**What this task involves**
Print every entry word for word, but omit the pictures.

[start of Excerpted data]

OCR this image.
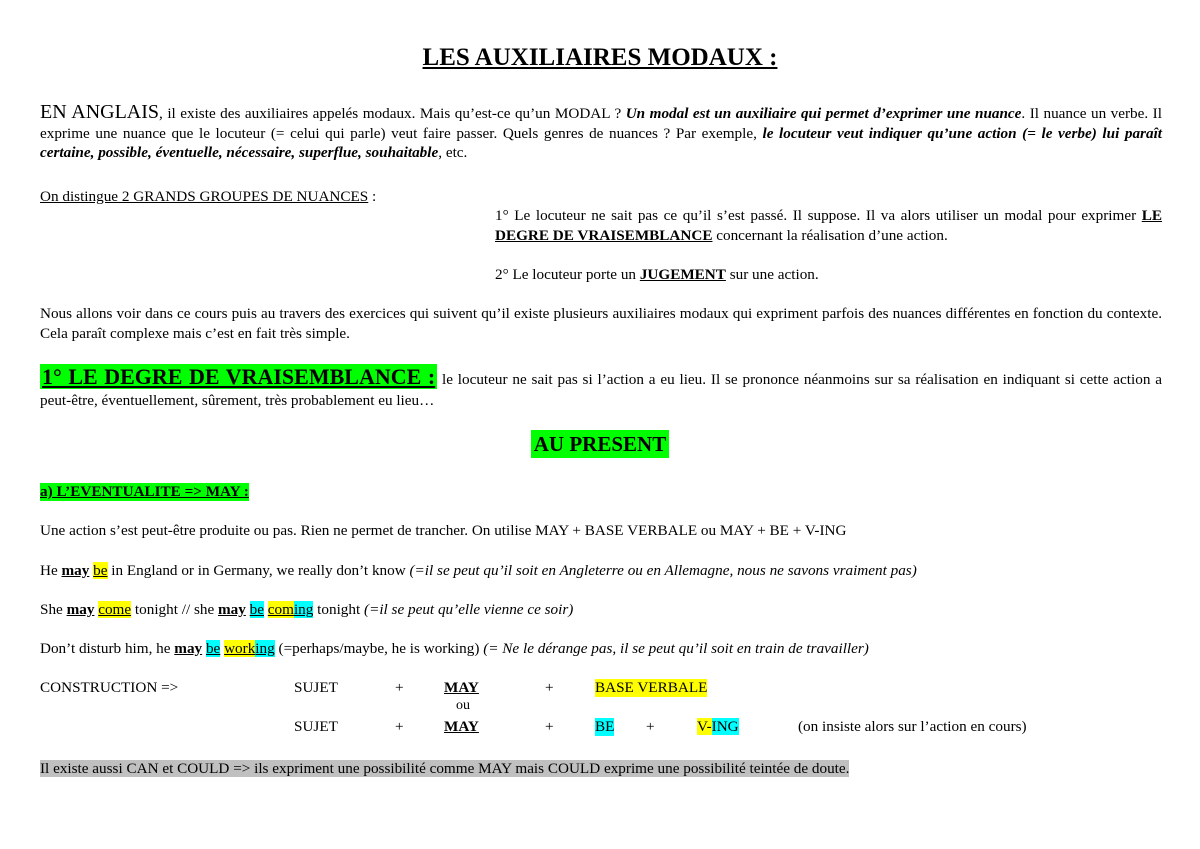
LES AUXILIAIRES MODAUX :
EN ANGLAIS, il existe des auxiliaires appelés modaux. Mais qu’est-ce qu’un MODAL ? Un modal est un auxiliaire qui permet d’exprimer une nuance. Il nuance un verbe. Il exprime une nuance que le locuteur (= celui qui parle) veut faire passer. Quels genres de nuances ? Par exemple, le locuteur veut indiquer qu’une action (= le verbe) lui paraît certaine, possible, éventuelle, nécessaire, superflue, souhaitable, etc.
On distingue 2 GRANDS GROUPES DE NUANCES :
1° Le locuteur ne sait pas ce qu’il s’est passé. Il suppose. Il va alors utiliser un modal pour exprimer LE DEGRE DE VRAISEMBLANCE concernant la réalisation d’une action.
2° Le locuteur porte un JUGEMENT sur une action.
Nous allons voir dans ce cours puis au travers des exercices qui suivent qu’il existe plusieurs auxiliaires modaux qui expriment parfois des nuances différentes en fonction du contexte. Cela paraît complexe mais c’est en fait très simple.
1° LE DEGRE DE VRAISEMBLANCE : le locuteur ne sait pas si l’action a eu lieu. Il se prononce néanmoins sur sa réalisation en indiquant si cette action a peut-être, éventuellement, sûrement, très probablement eu lieu…
AU PRESENT
a) L’EVENTUALITE => MAY :
Une action s’est peut-être produite ou pas. Rien ne permet de trancher. On utilise MAY + BASE VERBALE ou MAY + BE + V-ING
He may be in England or in Germany, we really don’t know (=il se peut qu’il soit en Angleterre ou en Allemagne, nous ne savons vraiment pas)
She may come tonight // she may be coming tonight (=il se peut qu’elle vienne ce soir)
Don’t disturb him, he may be working (=perhaps/maybe, he is working) (= Ne le dérange pas, il se peut qu’il soit en train de travailler)
CONSTRUCTION =>	SUJET	+	MAY	+	BASE VERBALE
ou
SUJET	+	MAY	+	BE +	V-ING	(on insiste alors sur l’action en cours)
Il existe aussi CAN et COULD => ils expriment une possibilité comme MAY mais COULD exprime une possibilité teintée de doute.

[end of Excerpted data]

**Expected answer**
OCR this image.
LES AUXILIAIRES MODAUX :
EN ANGLAIS, il existe des auxiliaires appelés modaux. Mais qu’est-ce qu’un MODAL ? Un modal est un auxiliaire qui permet d’exprimer une nuance. Il nuance un verbe. Il exprime une nuance que le locuteur (= celui qui parle) veut faire passer. Quels genres de nuances ? Par exemple, le locuteur veut indiquer qu’une action (= le verbe) lui paraît certaine, possible, éventuelle, nécessaire, superflue, souhaitable, etc.
On distingue 2 GRANDS GROUPES DE NUANCES :
1° Le locuteur ne sait pas ce qu’il s’est passé. Il suppose. Il va alors utiliser un modal pour exprimer LE DEGRE DE VRAISEMBLANCE concernant la réalisation d’une action.
2° Le locuteur porte un JUGEMENT sur une action.
Nous allons voir dans ce cours puis au travers des exercices qui suivent qu’il existe plusieurs auxiliaires modaux qui expriment parfois des nuances différentes en fonction du contexte. Cela paraît complexe mais c’est en fait très simple.
1° LE DEGRE DE VRAISEMBLANCE : le locuteur ne sait pas si l’action a eu lieu. Il se prononce néanmoins sur sa réalisation en indiquant si cette action a peut-être, éventuellement, sûrement, très probablement eu lieu…
AU PRESENT
a) L’EVENTUALITE => MAY :
Une action s’est peut-être produite ou pas. Rien ne permet de trancher. On utilise MAY + BASE VERBALE ou MAY + BE + V-ING
He may be in England or in Germany, we really don’t know (=il se peut qu’il soit en Angleterre ou en Allemagne, nous ne savons vraiment pas)
She may come tonight // she may be coming tonight (=il se peut qu’elle vienne ce soir)
Don’t disturb him, he may be working (=perhaps/maybe, he is working) (= Ne le dérange pas, il se peut qu’il soit en train de travailler)
CONSTRUCTION =>	SUJET	+	MAY	+	BASE VERBALE
ou
SUJET	+	MAY	+	BE +	V-ING	(on insiste alors sur l’action en cours)
Il existe aussi CAN et COULD => ils expriment une possibilité comme MAY mais COULD exprime une possibilité teintée de doute.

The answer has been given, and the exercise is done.